◆ Items from a data source
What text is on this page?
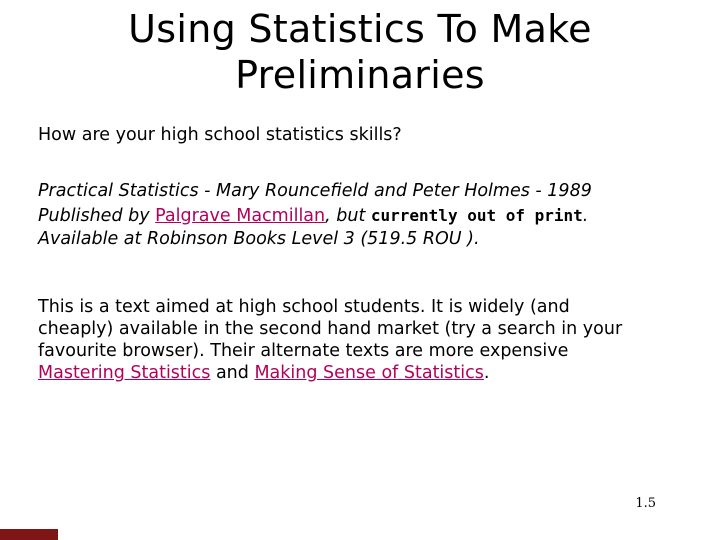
Using Statistics To Make
Preliminaries
How are your high school statistics skills?
Practical Statistics - Mary Rouncefield and Peter Holmes - 1989
Published by Palgrave Macmillan, but currently out of print.
Available at Robinson Books Level 3 (519.5 ROU ).
This is a text aimed at high school students. It is widely (and
cheaply) available in the second hand market (try a search in your
favourite browser). Their alternate texts are more expensive
Mastering Statistics and Making Sense of Statistics.
1.5
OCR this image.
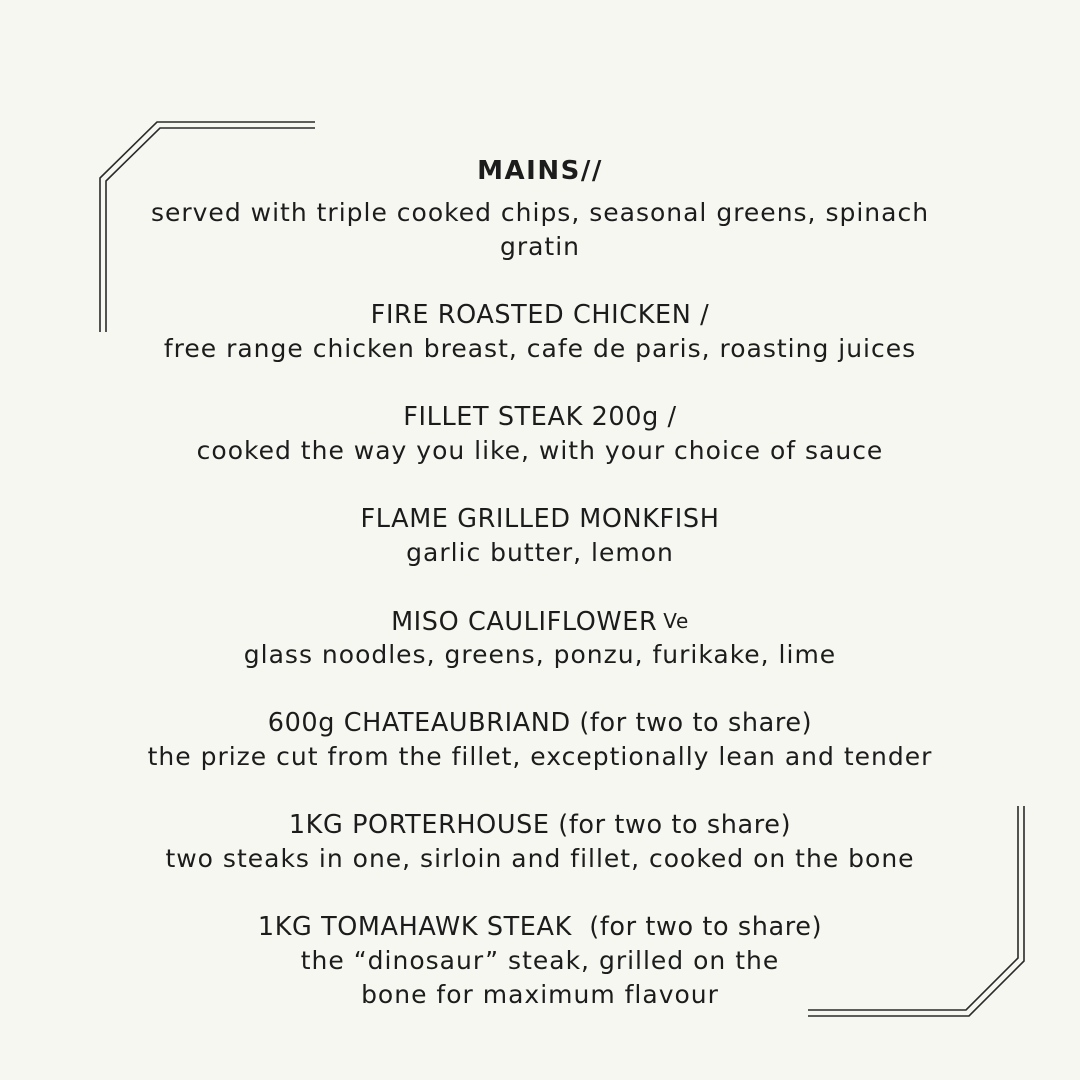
MAINS//
served with triple cooked chips, seasonal greens, spinach
gratin
FIRE ROASTED CHICKEN /
free range chicken breast, cafe de paris, roasting juices
FILLET STEAK 200g /
cooked the way you like, with your choice of sauce
FLAME GRILLED MONKFISH
garlic butter, lemon
MISO CAULIFLOWER Ve
glass noodles, greens, ponzu, furikake, lime
600g CHATEAUBRIAND (for two to share)
the prize cut from the fillet, exceptionally lean and tender
1KG PORTERHOUSE (for two to share)
two steaks in one, sirloin and fillet, cooked on the bone
1KG TOMAHAWK STEAK  (for two to share)
the “dinosaur” steak, grilled on the
bone for maximum flavour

◆ Work instructions
Pull out all lines containing "high".

◆ Written answer
How are your high school statistics skills?
This is a text aimed at high school students. It is widely (and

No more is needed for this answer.